Aim of the task:
Sift the listing for lines that hold the string "orientation" and pull them out.

(Recorded data)
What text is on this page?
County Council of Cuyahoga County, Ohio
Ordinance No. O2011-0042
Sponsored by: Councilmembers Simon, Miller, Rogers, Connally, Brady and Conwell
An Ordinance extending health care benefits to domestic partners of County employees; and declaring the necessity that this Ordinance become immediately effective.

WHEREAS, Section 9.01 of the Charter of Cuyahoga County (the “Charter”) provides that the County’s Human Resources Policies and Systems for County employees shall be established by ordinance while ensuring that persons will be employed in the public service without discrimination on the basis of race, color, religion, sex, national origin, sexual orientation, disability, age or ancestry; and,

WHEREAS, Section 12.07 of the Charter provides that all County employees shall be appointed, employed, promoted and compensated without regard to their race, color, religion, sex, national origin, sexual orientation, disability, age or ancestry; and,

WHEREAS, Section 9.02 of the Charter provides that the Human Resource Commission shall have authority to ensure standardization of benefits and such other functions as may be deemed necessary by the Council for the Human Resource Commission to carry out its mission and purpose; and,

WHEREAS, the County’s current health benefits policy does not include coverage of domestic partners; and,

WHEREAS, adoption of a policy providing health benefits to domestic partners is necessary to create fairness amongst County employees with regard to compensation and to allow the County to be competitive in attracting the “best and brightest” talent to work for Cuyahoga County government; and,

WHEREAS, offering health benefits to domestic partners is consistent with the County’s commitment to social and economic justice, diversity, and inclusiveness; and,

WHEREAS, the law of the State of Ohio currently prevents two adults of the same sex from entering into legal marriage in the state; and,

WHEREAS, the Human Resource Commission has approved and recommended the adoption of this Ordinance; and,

Solution:
WHEREAS, Section 9.01 of the Charter of Cuyahoga County (the “Charter”) provides that the County’s Human Resources Policies and Systems for County employees shall be established by ordinance while ensuring that persons will be employed in the public service without discrimination on the basis of race, color, religion, sex, national origin, sexual orientation, disability, age or ancestry; and,
WHEREAS, Section 12.07 of the Charter provides that all County employees shall be appointed, employed, promoted and compensated without regard to their race, color, religion, sex, national origin, sexual orientation, disability, age or ancestry; and,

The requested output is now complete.